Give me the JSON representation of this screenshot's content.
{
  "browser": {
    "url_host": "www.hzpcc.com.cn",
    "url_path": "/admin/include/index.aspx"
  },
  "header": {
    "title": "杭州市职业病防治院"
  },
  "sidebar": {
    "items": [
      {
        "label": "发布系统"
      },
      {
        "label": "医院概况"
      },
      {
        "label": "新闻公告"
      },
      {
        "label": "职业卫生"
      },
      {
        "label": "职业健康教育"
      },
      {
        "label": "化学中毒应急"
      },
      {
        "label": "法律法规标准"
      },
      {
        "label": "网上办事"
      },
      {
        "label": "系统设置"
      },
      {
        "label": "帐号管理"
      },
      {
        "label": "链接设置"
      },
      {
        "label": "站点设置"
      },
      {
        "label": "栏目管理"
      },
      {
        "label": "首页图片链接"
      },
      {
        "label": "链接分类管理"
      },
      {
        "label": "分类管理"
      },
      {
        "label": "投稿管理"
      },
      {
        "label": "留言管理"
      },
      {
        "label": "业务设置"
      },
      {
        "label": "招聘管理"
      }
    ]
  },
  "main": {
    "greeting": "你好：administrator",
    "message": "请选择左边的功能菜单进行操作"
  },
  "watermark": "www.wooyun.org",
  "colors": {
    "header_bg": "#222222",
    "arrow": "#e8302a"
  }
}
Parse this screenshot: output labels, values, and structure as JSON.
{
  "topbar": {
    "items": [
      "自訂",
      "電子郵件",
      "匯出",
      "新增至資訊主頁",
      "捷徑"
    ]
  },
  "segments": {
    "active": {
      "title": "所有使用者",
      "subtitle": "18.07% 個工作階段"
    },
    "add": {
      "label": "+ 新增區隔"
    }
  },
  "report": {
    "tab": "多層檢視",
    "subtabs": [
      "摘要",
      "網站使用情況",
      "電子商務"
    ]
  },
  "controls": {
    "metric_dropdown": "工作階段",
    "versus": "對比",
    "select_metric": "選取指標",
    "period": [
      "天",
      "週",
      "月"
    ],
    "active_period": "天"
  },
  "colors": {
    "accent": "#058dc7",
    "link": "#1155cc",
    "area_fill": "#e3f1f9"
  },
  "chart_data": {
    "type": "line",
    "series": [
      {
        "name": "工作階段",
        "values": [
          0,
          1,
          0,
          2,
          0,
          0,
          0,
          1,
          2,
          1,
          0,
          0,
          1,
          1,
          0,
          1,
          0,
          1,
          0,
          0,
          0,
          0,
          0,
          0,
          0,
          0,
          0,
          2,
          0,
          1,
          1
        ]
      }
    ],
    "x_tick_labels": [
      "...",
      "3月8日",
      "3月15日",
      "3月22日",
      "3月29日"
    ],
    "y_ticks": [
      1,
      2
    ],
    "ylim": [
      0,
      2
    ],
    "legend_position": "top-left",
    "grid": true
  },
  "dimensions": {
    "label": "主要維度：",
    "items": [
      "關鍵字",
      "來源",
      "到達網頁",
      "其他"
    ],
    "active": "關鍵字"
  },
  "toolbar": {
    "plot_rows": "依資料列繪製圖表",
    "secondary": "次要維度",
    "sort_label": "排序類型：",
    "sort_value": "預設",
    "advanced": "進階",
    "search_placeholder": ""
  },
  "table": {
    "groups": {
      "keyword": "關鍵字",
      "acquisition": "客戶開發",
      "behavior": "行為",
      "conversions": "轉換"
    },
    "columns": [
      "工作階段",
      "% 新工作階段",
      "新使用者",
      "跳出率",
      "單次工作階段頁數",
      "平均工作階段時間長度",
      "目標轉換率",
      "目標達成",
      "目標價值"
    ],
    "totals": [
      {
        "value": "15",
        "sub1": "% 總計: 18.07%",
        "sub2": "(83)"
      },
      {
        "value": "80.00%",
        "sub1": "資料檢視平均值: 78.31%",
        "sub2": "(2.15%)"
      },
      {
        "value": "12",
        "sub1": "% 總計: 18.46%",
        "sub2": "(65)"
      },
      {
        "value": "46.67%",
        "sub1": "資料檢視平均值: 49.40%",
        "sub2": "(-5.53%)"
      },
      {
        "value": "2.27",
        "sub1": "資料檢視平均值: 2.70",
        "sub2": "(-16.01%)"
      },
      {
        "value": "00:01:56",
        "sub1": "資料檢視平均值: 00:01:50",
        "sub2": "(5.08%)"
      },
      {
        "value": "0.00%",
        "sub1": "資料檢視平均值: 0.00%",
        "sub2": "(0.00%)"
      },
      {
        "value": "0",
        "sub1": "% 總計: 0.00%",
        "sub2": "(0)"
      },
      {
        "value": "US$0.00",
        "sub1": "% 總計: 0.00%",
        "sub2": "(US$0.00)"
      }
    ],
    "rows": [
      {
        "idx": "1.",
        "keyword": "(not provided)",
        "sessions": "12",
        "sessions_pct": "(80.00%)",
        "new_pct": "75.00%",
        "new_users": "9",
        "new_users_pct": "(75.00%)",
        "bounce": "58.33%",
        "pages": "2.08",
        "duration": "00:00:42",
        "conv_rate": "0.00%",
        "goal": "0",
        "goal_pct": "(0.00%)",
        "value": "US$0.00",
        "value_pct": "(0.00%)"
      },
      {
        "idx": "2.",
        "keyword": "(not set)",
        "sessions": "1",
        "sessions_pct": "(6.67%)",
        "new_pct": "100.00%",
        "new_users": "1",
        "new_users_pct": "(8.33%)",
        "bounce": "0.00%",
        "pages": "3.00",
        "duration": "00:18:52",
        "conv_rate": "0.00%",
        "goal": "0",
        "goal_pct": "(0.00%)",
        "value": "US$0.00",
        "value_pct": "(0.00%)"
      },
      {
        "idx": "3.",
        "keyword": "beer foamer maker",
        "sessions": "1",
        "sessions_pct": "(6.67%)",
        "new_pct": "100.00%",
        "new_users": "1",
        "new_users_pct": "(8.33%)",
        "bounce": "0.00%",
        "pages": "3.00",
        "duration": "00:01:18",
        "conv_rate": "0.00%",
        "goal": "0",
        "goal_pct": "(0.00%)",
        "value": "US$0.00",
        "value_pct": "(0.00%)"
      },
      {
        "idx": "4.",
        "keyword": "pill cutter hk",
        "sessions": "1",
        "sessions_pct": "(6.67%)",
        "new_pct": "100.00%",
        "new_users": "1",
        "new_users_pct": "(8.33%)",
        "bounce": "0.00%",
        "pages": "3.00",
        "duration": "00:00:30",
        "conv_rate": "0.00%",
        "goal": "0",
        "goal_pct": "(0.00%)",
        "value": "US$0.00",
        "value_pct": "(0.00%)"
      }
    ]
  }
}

> _Written problem_:
All records above must be set down exactly, please.

> _Right answer_:
Give me the JSON representation of this screenshot's content.
{
  "browser": {
    "url_host": "www.hzpcc.com.cn",
    "url_path": "/admin/include/index.aspx"
  },
  "header": {
    "title": "杭州市职业病防治院"
  },
  "sidebar": {
    "items": [
      {
        "label": "发布系统"
      },
      {
        "label": "医院概况"
      },
      {
        "label": "新闻公告"
      },
      {
        "label": "职业卫生"
      },
      {
        "label": "职业健康教育"
      },
      {
        "label": "化学中毒应急"
      },
      {
        "label": "法律法规标准"
      },
      {
        "label": "网上办事"
      },
      {
        "label": "系统设置"
      },
      {
        "label": "帐号管理"
      },
      {
        "label": "链接设置"
      },
      {
        "label": "站点设置"
      },
      {
        "label": "栏目管理"
      },
      {
        "label": "首页图片链接"
      },
      {
        "label": "链接分类管理"
      },
      {
        "label": "分类管理"
      },
      {
        "label": "投稿管理"
      },
      {
        "label": "留言管理"
      },
      {
        "label": "业务设置"
      },
      {
        "label": "招聘管理"
      }
    ]
  },
  "main": {
    "greeting": "你好：administrator",
    "message": "请选择左边的功能菜单进行操作"
  },
  "watermark": "www.wooyun.org",
  "colors": {
    "header_bg": "#222222",
    "arrow": "#e8302a"
  }
}
Parse this screenshot: output labels, values, and structure as JSON.
{
  "topbar": {
    "items": [
      "自訂",
      "電子郵件",
      "匯出",
      "新增至資訊主頁",
      "捷徑"
    ]
  },
  "segments": {
    "active": {
      "title": "所有使用者",
      "subtitle": "18.07% 個工作階段"
    },
    "add": {
      "label": "+ 新增區隔"
    }
  },
  "report": {
    "tab": "多層檢視",
    "subtabs": [
      "摘要",
      "網站使用情況",
      "電子商務"
    ]
  },
  "controls": {
    "metric_dropdown": "工作階段",
    "versus": "對比",
    "select_metric": "選取指標",
    "period": [
      "天",
      "週",
      "月"
    ],
    "active_period": "天"
  },
  "colors": {
    "accent": "#058dc7",
    "link": "#1155cc",
    "area_fill": "#e3f1f9"
  },
  "chart_data": {
    "type": "line",
    "series": [
      {
        "name": "工作階段",
        "values": [
          0,
          1,
          0,
          2,
          0,
          0,
          0,
          1,
          2,
          1,
          0,
          0,
          1,
          1,
          0,
          1,
          0,
          1,
          0,
          0,
          0,
          0,
          0,
          0,
          0,
          0,
          0,
          2,
          0,
          1,
          1
        ]
      }
    ],
    "x_tick_labels": [
      "...",
      "3月8日",
      "3月15日",
      "3月22日",
      "3月29日"
    ],
    "y_ticks": [
      1,
      2
    ],
    "ylim": [
      0,
      2
    ],
    "legend_position": "top-left",
    "grid": true
  },
  "dimensions": {
    "label": "主要維度：",
    "items": [
      "關鍵字",
      "來源",
      "到達網頁",
      "其他"
    ],
    "active": "關鍵字"
  },
  "toolbar": {
    "plot_rows": "依資料列繪製圖表",
    "secondary": "次要維度",
    "sort_label": "排序類型：",
    "sort_value": "預設",
    "advanced": "進階",
    "search_placeholder": ""
  },
  "table": {
    "groups": {
      "keyword": "關鍵字",
      "acquisition": "客戶開發",
      "behavior": "行為",
      "conversions": "轉換"
    },
    "columns": [
      "工作階段",
      "% 新工作階段",
      "新使用者",
      "跳出率",
      "單次工作階段頁數",
      "平均工作階段時間長度",
      "目標轉換率",
      "目標達成",
      "目標價值"
    ],
    "totals": [
      {
        "value": "15",
        "sub1": "% 總計: 18.07%",
        "sub2": "(83)"
      },
      {
        "value": "80.00%",
        "sub1": "資料檢視平均值: 78.31%",
        "sub2": "(2.15%)"
      },
      {
        "value": "12",
        "sub1": "% 總計: 18.46%",
        "sub2": "(65)"
      },
      {
        "value": "46.67%",
        "sub1": "資料檢視平均值: 49.40%",
        "sub2": "(-5.53%)"
      },
      {
        "value": "2.27",
        "sub1": "資料檢視平均值: 2.70",
        "sub2": "(-16.01%)"
      },
      {
        "value": "00:01:56",
        "sub1": "資料檢視平均值: 00:01:50",
        "sub2": "(5.08%)"
      },
      {
        "value": "0.00%",
        "sub1": "資料檢視平均值: 0.00%",
        "sub2": "(0.00%)"
      },
      {
        "value": "0",
        "sub1": "% 總計: 0.00%",
        "sub2": "(0)"
      },
      {
        "value": "US$0.00",
        "sub1": "% 總計: 0.00%",
        "sub2": "(US$0.00)"
      }
    ],
    "rows": [
      {
        "idx": "1.",
        "keyword": "(not provided)",
        "sessions": "12",
        "sessions_pct": "(80.00%)",
        "new_pct": "75.00%",
        "new_users": "9",
        "new_users_pct": "(75.00%)",
        "bounce": "58.33%",
        "pages": "2.08",
        "duration": "00:00:42",
        "conv_rate": "0.00%",
        "goal": "0",
        "goal_pct": "(0.00%)",
        "value": "US$0.00",
        "value_pct": "(0.00%)"
      },
      {
        "idx": "2.",
        "keyword": "(not set)",
        "sessions": "1",
        "sessions_pct": "(6.67%)",
        "new_pct": "100.00%",
        "new_users": "1",
        "new_users_pct": "(8.33%)",
        "bounce": "0.00%",
        "pages": "3.00",
        "duration": "00:18:52",
        "conv_rate": "0.00%",
        "goal": "0",
        "goal_pct": "(0.00%)",
        "value": "US$0.00",
        "value_pct": "(0.00%)"
      },
      {
        "idx": "3.",
        "keyword": "beer foamer maker",
        "sessions": "1",
        "sessions_pct": "(6.67%)",
        "new_pct": "100.00%",
        "new_users": "1",
        "new_users_pct": "(8.33%)",
        "bounce": "0.00%",
        "pages": "3.00",
        "duration": "00:01:18",
        "conv_rate": "0.00%",
        "goal": "0",
        "goal_pct": "(0.00%)",
        "value": "US$0.00",
        "value_pct": "(0.00%)"
      },
      {
        "idx": "4.",
        "keyword": "pill cutter hk",
        "sessions": "1",
        "sessions_pct": "(6.67%)",
        "new_pct": "100.00%",
        "new_users": "1",
        "new_users_pct": "(8.33%)",
        "bounce": "0.00%",
        "pages": "3.00",
        "duration": "00:00:30",
        "conv_rate": "0.00%",
        "goal": "0",
        "goal_pct": "(0.00%)",
        "value": "US$0.00",
        "value_pct": "(0.00%)"
      }
    ]
  }
}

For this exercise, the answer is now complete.